▸ Listed entries
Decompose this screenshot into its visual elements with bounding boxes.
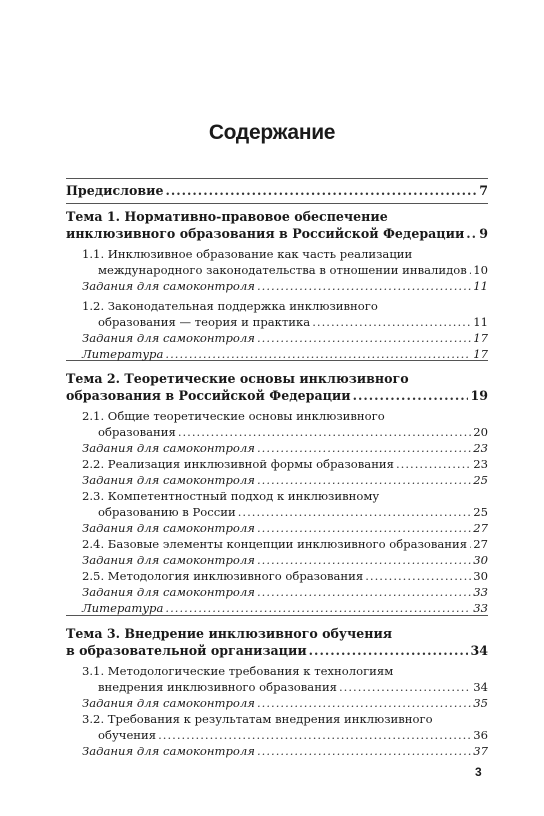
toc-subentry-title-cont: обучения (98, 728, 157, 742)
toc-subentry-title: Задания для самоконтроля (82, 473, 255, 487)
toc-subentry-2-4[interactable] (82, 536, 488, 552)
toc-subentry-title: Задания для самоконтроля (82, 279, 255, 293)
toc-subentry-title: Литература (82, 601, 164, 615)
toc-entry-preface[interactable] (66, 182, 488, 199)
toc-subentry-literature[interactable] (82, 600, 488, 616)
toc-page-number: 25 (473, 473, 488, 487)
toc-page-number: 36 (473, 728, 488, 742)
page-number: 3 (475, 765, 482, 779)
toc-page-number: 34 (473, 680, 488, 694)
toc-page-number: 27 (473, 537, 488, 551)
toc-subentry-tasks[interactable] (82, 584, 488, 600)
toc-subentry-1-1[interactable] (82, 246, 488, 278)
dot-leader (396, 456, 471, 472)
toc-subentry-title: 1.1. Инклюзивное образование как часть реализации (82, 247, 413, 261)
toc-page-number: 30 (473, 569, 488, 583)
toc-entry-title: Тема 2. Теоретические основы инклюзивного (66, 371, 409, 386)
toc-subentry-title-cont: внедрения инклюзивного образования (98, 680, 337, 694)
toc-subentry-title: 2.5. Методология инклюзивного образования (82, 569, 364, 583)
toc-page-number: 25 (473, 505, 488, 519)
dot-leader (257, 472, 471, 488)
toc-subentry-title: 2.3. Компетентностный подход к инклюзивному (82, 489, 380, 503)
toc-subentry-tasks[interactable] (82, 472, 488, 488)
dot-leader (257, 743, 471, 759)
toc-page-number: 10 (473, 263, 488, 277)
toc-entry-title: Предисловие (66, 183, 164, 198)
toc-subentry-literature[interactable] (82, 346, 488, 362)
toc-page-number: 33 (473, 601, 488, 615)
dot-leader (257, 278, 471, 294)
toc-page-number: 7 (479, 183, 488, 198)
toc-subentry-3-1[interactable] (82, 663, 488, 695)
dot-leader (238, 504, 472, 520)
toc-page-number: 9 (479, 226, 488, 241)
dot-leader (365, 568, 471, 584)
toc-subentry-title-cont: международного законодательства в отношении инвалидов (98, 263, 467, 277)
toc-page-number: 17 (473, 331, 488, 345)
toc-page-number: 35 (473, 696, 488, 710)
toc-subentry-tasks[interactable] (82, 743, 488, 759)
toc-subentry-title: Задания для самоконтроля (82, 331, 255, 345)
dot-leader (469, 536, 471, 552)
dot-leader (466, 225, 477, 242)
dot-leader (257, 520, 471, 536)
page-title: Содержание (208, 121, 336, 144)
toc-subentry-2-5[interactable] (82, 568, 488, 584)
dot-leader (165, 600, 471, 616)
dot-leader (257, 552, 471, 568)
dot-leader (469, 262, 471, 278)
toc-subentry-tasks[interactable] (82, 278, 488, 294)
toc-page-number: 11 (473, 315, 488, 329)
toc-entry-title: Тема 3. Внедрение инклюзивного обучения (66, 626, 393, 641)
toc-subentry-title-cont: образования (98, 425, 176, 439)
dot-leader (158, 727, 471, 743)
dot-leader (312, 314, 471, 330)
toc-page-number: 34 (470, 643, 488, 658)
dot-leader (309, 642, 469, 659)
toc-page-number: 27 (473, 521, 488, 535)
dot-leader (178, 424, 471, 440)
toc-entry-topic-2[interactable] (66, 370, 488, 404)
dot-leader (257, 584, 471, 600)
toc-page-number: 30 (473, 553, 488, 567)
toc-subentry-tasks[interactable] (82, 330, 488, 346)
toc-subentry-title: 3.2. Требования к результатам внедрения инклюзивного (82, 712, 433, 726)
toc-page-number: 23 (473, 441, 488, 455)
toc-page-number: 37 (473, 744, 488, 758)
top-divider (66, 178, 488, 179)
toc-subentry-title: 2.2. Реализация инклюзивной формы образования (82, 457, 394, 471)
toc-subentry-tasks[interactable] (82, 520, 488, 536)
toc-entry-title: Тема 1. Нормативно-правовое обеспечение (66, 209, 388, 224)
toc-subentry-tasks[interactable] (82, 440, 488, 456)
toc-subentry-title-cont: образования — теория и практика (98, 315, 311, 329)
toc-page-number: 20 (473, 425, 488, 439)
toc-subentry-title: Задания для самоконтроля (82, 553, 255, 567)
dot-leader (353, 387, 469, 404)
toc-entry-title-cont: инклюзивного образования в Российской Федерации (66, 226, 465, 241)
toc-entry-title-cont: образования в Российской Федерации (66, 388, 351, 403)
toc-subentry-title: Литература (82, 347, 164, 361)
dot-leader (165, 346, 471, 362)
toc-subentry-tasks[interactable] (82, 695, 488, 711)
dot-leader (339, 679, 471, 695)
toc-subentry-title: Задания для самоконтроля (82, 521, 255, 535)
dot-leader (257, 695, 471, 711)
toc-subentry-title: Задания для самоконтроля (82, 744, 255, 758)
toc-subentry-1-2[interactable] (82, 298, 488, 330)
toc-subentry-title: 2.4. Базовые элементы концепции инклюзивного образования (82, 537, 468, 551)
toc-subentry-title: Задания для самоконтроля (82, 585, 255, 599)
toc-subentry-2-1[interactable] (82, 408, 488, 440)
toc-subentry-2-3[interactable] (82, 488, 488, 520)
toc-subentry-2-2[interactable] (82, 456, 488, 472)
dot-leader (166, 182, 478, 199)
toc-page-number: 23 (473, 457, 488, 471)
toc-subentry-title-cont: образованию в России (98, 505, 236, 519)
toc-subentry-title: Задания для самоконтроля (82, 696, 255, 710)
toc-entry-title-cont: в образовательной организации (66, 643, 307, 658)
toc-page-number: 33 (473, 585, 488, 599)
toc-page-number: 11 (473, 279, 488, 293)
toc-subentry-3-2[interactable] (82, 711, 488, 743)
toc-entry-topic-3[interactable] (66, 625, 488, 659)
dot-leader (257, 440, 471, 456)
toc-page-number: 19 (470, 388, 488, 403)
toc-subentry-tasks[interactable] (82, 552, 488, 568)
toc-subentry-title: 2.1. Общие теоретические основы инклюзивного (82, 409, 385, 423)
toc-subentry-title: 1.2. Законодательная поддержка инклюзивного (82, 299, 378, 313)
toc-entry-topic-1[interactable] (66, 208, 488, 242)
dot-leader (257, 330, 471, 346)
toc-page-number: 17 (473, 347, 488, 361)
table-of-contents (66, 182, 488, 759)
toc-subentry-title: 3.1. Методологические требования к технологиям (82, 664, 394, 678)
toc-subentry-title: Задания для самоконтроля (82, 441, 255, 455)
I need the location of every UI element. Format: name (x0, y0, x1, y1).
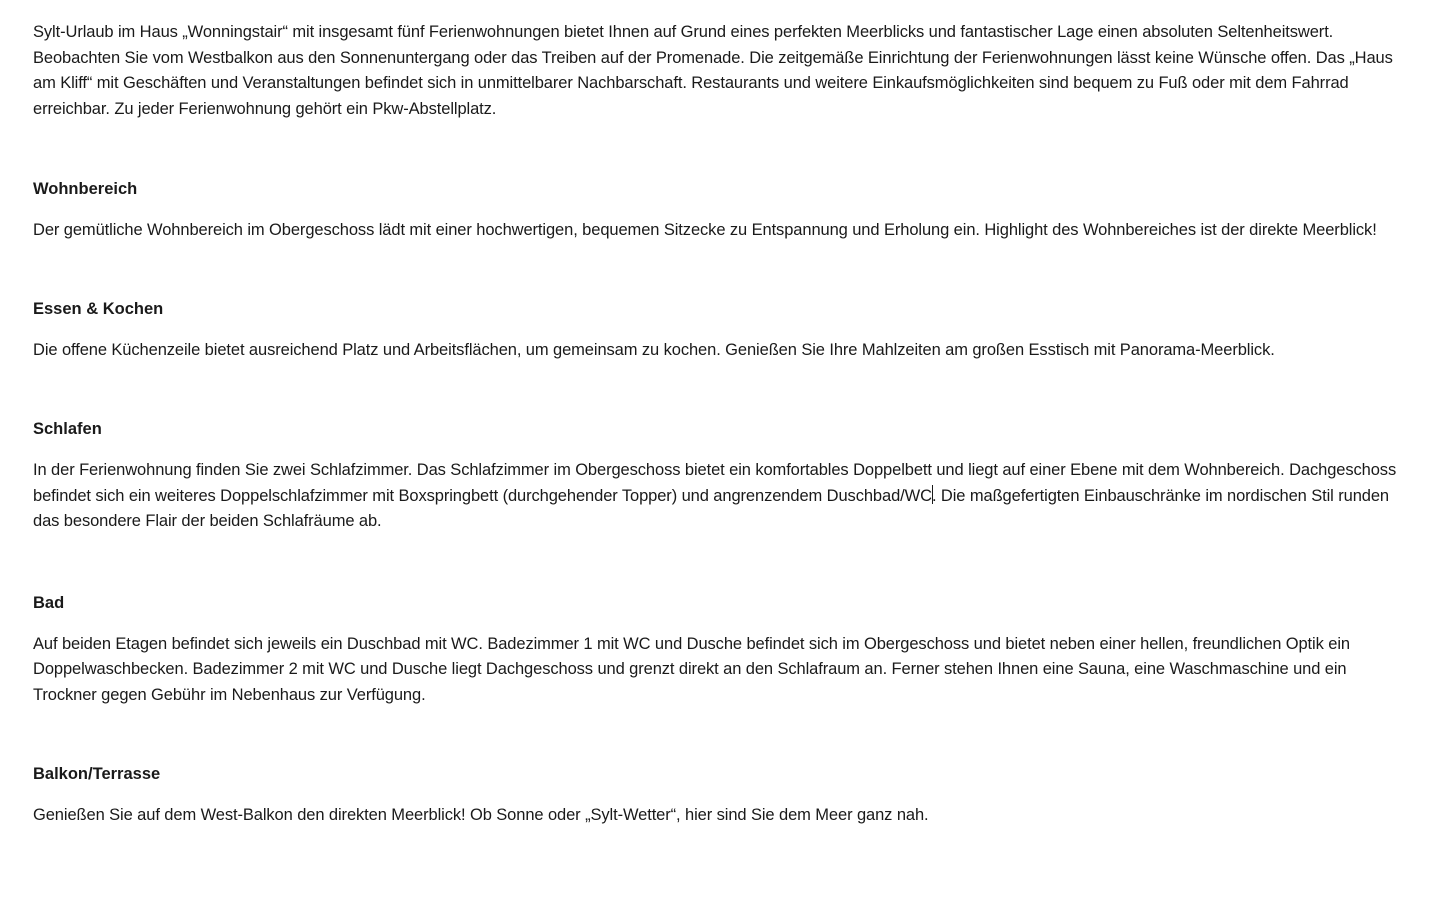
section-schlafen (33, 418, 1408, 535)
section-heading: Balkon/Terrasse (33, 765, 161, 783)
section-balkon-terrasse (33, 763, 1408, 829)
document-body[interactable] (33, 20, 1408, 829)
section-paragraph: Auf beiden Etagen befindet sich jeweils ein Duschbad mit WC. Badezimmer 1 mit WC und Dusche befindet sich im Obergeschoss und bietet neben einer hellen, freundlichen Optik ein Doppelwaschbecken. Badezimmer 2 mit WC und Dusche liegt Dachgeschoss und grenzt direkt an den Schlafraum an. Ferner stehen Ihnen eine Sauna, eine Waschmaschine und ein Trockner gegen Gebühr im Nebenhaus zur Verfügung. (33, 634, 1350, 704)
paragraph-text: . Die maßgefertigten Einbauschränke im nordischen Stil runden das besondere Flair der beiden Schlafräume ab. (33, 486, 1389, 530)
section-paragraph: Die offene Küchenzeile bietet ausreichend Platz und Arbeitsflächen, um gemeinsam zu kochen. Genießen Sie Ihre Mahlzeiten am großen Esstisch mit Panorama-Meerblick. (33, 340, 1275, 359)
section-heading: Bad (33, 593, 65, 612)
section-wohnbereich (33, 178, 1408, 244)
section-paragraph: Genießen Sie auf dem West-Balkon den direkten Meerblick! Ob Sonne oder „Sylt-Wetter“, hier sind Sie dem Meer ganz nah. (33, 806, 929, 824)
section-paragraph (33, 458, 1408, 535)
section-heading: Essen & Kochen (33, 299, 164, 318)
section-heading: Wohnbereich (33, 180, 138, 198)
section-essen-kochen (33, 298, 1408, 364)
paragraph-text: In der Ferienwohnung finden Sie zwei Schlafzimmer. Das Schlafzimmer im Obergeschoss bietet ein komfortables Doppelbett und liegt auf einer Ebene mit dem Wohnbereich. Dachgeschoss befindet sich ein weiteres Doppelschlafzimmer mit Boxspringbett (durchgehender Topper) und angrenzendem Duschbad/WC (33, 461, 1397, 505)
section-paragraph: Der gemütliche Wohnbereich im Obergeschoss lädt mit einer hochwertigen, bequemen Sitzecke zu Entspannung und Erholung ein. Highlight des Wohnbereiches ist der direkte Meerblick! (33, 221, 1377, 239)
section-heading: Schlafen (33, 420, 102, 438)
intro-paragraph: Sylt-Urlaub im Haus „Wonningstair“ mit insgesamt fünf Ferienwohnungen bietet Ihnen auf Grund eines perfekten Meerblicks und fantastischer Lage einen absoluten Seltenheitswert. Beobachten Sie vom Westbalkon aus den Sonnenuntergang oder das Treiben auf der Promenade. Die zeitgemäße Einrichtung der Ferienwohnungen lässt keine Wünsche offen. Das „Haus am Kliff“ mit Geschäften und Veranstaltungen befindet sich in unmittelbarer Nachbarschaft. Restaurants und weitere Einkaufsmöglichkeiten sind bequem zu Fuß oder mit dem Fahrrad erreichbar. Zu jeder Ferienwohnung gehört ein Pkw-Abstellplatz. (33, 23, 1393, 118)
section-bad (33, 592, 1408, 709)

▸ Set task
Copy out the lines of the records from the one containing "section-schlafen (33, 418, 1408, 535)" down to the one containing "section-heading: Schlafen (33, 420, 102, 438)", both included, reproducing each line without any change.

▸ Written response
section-schlafen (33, 418, 1408, 535)
section-heading: Balkon/Terrasse (33, 765, 161, 783)
section-balkon-terrasse (33, 763, 1408, 829)
document-body[interactable] (33, 20, 1408, 829)
section-paragraph: Auf beiden Etagen befindet sich jeweils ein Duschbad mit WC. Badezimmer 1 mit WC und Dusche befindet sich im Obergeschoss und bietet neben einer hellen, freundlichen Optik ein Doppelwaschbecken. Badezimmer 2 mit WC und Dusche liegt Dachgeschoss und grenzt direkt an den Schlafraum an. Ferner stehen Ihnen eine Sauna, eine Waschmaschine und ein Trockner gegen Gebühr im Nebenhaus zur Verfügung. (33, 634, 1350, 704)
paragraph-text: . Die maßgefertigten Einbauschränke im nordischen Stil runden das besondere Flair der beiden Schlafräume ab. (33, 486, 1389, 530)
section-paragraph: Die offene Küchenzeile bietet ausreichend Platz und Arbeitsflächen, um gemeinsam zu kochen. Genießen Sie Ihre Mahlzeiten am großen Esstisch mit Panorama-Meerblick. (33, 340, 1275, 359)
section-heading: Bad (33, 593, 65, 612)
section-wohnbereich (33, 178, 1408, 244)
section-paragraph: Genießen Sie auf dem West-Balkon den direkten Meerblick! Ob Sonne oder „Sylt-Wetter“, hier sind Sie dem Meer ganz nah. (33, 806, 929, 824)
section-paragraph (33, 458, 1408, 535)
section-heading: Essen & Kochen (33, 299, 164, 318)
section-heading: Wohnbereich (33, 180, 138, 198)
section-essen-kochen (33, 298, 1408, 364)
paragraph-text: In der Ferienwohnung finden Sie zwei Schlafzimmer. Das Schlafzimmer im Obergeschoss bietet ein komfortables Doppelbett und liegt auf einer Ebene mit dem Wohnbereich. Dachgeschoss befindet sich ein weiteres Doppelschlafzimmer mit Boxspringbett (durchgehender Topper) und angrenzendem Duschbad/WC (33, 461, 1397, 505)
section-paragraph: Der gemütliche Wohnbereich im Obergeschoss lädt mit einer hochwertigen, bequemen Sitzecke zu Entspannung und Erholung ein. Highlight des Wohnbereiches ist der direkte Meerblick! (33, 221, 1377, 239)
section-heading: Schlafen (33, 420, 102, 438)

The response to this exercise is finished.